*Ausgewählter Auszug*:
***

LG Bochum: Rechtsextremist muss nach Hetze gegen Juden ins Gefängnis

Wegen Volksverhetzung ist ein 22 Jahre alter Rechtsextremist am 09.09.2005 vom Bochumer Landgericht zu 21 Monaten Haft ohne Bewährung verurteilt worden. Der Angeklagte hatte im Juni 2004 in Bochum auf einer NPD-Demonstration gesprochen und dabei laut Urteil gegen das jüdische Volk gehetzt. «Seine Rede zielte darauf ab, Hass gegen jüdische Mitbürger zu verbreiten», sagte der Richter. ...

Offiziell hatten sich die rund 150 rechtsextremen Demonstranten gegen die Verwendung von Steuergeldern für den Bau einer Synagoge gewandt.

***

*Aufgaben*:
1. Zu welcher Strafe verurteilte das Bochumer Landgericht den Angeklagten laut dem Auszug?
2. Geben Sie den Auszug von „LG Bochum: Rechtsextremist“ bis einschließlich „der Richter. ...“ wortgetreu wieder.

***

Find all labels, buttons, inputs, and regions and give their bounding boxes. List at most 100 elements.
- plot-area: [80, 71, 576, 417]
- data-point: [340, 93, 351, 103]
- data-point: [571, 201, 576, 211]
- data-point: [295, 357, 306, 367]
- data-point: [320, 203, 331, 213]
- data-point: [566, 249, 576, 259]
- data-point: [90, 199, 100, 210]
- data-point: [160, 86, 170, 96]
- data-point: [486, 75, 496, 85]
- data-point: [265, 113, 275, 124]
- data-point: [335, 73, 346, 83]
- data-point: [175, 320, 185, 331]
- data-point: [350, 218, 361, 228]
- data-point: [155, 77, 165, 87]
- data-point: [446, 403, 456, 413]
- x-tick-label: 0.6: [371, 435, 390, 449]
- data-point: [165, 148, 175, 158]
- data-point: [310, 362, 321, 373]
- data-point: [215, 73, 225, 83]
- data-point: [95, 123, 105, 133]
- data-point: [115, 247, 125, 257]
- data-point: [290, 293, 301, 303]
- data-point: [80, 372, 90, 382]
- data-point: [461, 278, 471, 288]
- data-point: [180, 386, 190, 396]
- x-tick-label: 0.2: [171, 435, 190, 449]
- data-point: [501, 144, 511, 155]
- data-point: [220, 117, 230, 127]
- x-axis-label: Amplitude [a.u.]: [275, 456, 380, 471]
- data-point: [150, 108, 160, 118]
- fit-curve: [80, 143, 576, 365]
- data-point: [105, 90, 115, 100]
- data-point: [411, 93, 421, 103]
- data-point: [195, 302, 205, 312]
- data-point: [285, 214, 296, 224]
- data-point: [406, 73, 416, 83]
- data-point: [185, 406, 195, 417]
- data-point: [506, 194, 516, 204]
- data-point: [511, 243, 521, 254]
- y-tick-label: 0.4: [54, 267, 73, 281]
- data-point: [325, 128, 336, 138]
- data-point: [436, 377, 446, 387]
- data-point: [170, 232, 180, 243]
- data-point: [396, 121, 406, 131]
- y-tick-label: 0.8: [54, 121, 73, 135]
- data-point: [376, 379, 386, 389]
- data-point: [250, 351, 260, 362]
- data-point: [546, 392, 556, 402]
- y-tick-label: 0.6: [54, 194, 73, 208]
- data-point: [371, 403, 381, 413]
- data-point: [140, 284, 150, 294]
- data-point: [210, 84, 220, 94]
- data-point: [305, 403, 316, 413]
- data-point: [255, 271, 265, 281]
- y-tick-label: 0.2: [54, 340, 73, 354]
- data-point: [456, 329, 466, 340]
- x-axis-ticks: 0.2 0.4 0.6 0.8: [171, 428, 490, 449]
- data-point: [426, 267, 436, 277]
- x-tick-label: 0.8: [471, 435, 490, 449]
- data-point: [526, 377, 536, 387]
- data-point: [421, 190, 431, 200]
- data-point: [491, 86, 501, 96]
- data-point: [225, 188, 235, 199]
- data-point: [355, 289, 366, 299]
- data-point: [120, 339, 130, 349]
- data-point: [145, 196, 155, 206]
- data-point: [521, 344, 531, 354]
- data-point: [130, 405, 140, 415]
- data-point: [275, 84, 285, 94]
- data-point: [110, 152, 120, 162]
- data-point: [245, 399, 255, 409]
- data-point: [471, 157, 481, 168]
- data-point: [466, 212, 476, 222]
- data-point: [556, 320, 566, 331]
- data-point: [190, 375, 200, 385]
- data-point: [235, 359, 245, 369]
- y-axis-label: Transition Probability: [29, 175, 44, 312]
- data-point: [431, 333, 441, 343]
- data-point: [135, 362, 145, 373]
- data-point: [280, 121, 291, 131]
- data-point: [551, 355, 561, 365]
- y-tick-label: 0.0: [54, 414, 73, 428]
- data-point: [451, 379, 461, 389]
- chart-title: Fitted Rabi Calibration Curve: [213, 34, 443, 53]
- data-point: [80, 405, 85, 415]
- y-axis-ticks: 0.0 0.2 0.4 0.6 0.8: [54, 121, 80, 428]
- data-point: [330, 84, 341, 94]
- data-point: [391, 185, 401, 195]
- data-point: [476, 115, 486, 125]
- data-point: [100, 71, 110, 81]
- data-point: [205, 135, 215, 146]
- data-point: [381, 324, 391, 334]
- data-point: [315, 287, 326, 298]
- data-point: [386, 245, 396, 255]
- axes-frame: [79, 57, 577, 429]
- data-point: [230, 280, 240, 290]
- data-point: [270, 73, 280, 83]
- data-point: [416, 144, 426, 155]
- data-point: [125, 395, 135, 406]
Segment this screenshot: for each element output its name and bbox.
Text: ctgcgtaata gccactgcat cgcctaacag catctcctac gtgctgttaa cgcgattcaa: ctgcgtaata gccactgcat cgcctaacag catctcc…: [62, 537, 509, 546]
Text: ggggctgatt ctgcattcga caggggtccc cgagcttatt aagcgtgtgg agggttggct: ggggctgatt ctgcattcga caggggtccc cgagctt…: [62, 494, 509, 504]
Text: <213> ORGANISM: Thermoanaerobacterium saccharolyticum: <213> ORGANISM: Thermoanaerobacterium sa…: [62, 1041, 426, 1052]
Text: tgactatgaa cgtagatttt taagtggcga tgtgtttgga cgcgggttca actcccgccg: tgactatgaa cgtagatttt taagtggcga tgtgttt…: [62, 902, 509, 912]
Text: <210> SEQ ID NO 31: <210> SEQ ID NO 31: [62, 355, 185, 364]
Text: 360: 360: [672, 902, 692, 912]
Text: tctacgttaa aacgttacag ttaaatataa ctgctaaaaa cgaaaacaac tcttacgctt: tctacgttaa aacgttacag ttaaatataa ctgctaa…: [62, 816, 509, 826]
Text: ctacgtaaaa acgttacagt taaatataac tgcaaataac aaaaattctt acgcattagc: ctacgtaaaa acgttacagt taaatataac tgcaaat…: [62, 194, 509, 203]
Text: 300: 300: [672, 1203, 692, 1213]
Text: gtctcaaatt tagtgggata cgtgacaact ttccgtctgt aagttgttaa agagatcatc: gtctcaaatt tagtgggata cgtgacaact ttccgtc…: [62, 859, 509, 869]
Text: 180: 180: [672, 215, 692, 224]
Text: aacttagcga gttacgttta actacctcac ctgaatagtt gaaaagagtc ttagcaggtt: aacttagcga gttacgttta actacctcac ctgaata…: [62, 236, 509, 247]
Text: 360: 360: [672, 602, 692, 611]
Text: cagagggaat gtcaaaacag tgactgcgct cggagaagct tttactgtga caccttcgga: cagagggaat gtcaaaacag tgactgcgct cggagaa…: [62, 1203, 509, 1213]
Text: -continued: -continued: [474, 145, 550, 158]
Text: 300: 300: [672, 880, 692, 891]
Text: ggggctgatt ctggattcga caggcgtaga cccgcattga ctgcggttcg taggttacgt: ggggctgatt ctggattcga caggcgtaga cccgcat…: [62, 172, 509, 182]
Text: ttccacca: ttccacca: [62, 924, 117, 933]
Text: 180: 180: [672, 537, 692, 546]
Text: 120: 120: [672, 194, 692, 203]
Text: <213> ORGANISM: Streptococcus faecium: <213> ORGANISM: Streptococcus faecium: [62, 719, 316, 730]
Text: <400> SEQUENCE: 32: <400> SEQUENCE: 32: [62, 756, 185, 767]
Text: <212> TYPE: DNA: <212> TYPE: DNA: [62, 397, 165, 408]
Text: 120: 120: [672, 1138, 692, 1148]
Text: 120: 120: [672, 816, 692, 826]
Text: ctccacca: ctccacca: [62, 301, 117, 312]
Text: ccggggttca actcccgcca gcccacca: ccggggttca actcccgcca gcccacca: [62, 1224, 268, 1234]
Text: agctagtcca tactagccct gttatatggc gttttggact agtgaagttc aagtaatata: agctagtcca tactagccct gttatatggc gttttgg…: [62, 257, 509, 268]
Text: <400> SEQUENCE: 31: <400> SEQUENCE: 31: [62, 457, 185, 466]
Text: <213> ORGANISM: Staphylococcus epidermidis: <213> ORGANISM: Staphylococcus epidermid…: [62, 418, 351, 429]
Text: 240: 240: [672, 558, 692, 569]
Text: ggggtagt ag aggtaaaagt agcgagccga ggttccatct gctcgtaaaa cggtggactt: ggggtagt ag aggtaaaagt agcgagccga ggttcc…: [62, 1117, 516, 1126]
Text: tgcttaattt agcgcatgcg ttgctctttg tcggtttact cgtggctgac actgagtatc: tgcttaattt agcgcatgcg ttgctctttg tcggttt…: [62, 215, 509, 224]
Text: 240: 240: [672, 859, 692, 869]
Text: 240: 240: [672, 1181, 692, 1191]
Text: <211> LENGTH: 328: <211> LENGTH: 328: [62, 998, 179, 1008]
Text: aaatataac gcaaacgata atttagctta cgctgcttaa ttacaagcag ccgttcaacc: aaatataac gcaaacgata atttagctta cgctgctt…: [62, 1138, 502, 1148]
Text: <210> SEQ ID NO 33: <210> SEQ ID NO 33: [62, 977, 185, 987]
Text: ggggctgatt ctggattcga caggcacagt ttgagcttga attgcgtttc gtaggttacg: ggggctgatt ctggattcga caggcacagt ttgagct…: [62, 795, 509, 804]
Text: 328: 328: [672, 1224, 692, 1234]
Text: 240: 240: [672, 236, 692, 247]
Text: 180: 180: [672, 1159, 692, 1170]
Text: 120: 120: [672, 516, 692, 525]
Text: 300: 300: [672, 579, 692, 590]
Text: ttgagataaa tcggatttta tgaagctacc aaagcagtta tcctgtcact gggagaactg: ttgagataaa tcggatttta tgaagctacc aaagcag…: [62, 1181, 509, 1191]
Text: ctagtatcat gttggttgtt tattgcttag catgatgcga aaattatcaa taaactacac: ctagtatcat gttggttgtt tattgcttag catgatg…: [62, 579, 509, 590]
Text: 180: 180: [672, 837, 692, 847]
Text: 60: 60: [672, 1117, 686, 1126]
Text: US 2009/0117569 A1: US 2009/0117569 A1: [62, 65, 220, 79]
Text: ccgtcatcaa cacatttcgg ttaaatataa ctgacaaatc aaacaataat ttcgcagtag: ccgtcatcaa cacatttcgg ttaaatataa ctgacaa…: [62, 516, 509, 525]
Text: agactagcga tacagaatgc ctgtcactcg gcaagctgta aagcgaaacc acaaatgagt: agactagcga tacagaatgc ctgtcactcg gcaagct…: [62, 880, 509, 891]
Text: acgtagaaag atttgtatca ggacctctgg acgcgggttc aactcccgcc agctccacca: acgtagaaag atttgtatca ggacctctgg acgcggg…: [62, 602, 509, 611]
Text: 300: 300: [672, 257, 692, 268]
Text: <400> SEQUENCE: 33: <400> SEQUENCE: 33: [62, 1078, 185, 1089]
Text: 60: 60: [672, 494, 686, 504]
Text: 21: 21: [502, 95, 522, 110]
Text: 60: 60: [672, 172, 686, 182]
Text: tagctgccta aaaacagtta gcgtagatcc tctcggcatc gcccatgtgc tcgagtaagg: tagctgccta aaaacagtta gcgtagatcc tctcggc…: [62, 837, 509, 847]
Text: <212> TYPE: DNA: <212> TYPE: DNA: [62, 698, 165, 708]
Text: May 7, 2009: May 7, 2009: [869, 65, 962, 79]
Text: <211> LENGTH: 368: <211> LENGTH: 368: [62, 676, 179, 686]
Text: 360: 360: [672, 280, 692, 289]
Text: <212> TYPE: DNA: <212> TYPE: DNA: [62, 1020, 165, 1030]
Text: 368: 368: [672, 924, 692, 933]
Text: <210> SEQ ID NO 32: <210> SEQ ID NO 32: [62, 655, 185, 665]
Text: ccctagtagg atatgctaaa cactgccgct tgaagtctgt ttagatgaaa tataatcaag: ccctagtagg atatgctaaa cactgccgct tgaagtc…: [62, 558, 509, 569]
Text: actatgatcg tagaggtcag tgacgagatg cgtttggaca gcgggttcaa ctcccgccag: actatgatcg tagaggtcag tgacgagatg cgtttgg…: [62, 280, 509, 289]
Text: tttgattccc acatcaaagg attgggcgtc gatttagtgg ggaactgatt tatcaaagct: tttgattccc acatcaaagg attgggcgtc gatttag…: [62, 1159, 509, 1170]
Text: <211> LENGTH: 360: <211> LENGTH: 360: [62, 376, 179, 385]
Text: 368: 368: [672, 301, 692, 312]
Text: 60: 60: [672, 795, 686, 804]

***

*Lösungen*:
1. Zu 21 Monaten Haft ohne Bewährung.

2.
LG Bochum: Rechtsextremist muss nach Hetze gegen Juden ins Gefängnis

Wegen Volksverhetzung ist ein 22 Jahre alter Rechtsextremist am 09.09.2005 vom Bochumer Landgericht zu 21 Monaten Haft ohne Bewährung verurteilt worden. Der Angeklagte hatte im Juni 2004 in Bochum auf einer NPD-Demonstration gesprochen und dabei laut Urteil gegen das jüdische Volk gehetzt. «Seine Rede zielte darauf ab, Hass gegen jüdische Mitbürger zu verbreiten», sagte der Richter. ...